What this task involves => Write out the full set of records exactly. Any pictures in them do not belong in the copy.

-- start of Material for the task --

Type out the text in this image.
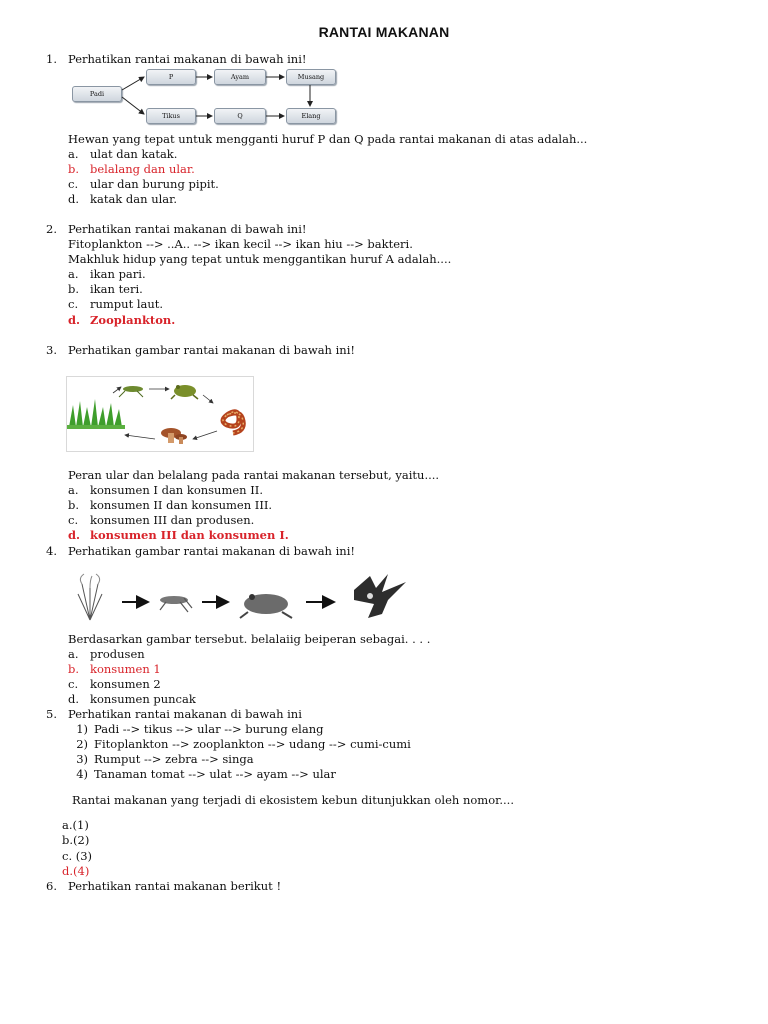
RANTAI MAKANAN
1. Perhatikan rantai makanan di bawah ini!
Padi
P	Ayam	Musang
Tikus	Q	Elang
Hewan yang tepat untuk mengganti huruf P dan Q pada rantai makanan di atas adalah...
a. ulat dan katak.
b. belalang dan ular.
c. ular dan burung pipit.
d. katak dan ular.
2. Perhatikan rantai makanan di bawah ini!
Fitoplankton --> ..A.. --> ikan kecil --> ikan hiu --> bakteri.
Makhluk hidup yang tepat untuk menggantikan huruf A adalah....
a. ikan pari.
b. ikan teri.
c. rumput laut.
d. Zooplankton.
3. Perhatikan gambar rantai makanan di bawah ini!
Peran ular dan belalang pada rantai makanan tersebut, yaitu....
a. konsumen I dan konsumen II.
b. konsumen II dan konsumen III.
c. konsumen III dan produsen.
d. konsumen III dan konsumen I.
4. Perhatikan gambar rantai makanan di bawah ini!
Berdasarkan gambar tersebut. belalaiig beiperan sebagai. . . .
a. produsen
b. konsumen 1
c. konsumen 2
d. konsumen puncak
5. Perhatikan rantai makanan di bawah ini
1) Padi --> tikus --> ular --> burung elang
2) Fitoplankton --> zooplankton --> udang --> cumi-cumi
3) Rumput --> zebra --> singa
4) Tanaman tomat --> ulat --> ayam --> ular
Rantai makanan yang terjadi di ekosistem kebun ditunjukkan oleh nomor....
a.(1)
b.(2)
c. (3)
d.(4)
6. Perhatikan rantai makanan berikut !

-- end of Material for the task --

Answer below =>
Type out the text in this image.
RANTAI MAKANAN
1. Perhatikan rantai makanan di bawah ini!
Padi
P	Ayam	Musang
Tikus	Q	Elang
Hewan yang tepat untuk mengganti huruf P dan Q pada rantai makanan di atas adalah...
a. ulat dan katak.
b. belalang dan ular.
c. ular dan burung pipit.
d. katak dan ular.
2. Perhatikan rantai makanan di bawah ini!
Fitoplankton --> ..A.. --> ikan kecil --> ikan hiu --> bakteri.
Makhluk hidup yang tepat untuk menggantikan huruf A adalah....
a. ikan pari.
b. ikan teri.
c. rumput laut.
d. Zooplankton.
3. Perhatikan gambar rantai makanan di bawah ini!
Peran ular dan belalang pada rantai makanan tersebut, yaitu....
a. konsumen I dan konsumen II.
b. konsumen II dan konsumen III.
c. konsumen III dan produsen.
d. konsumen III dan konsumen I.
4. Perhatikan gambar rantai makanan di bawah ini!
Berdasarkan gambar tersebut. belalaiig beiperan sebagai. . . .
a. produsen
b. konsumen 1
c. konsumen 2
d. konsumen puncak
5. Perhatikan rantai makanan di bawah ini
1) Padi --> tikus --> ular --> burung elang
2) Fitoplankton --> zooplankton --> udang --> cumi-cumi
3) Rumput --> zebra --> singa
4) Tanaman tomat --> ulat --> ayam --> ular
Rantai makanan yang terjadi di ekosistem kebun ditunjukkan oleh nomor....
a.(1)
b.(2)
c. (3)
d.(4)
6. Perhatikan rantai makanan berikut !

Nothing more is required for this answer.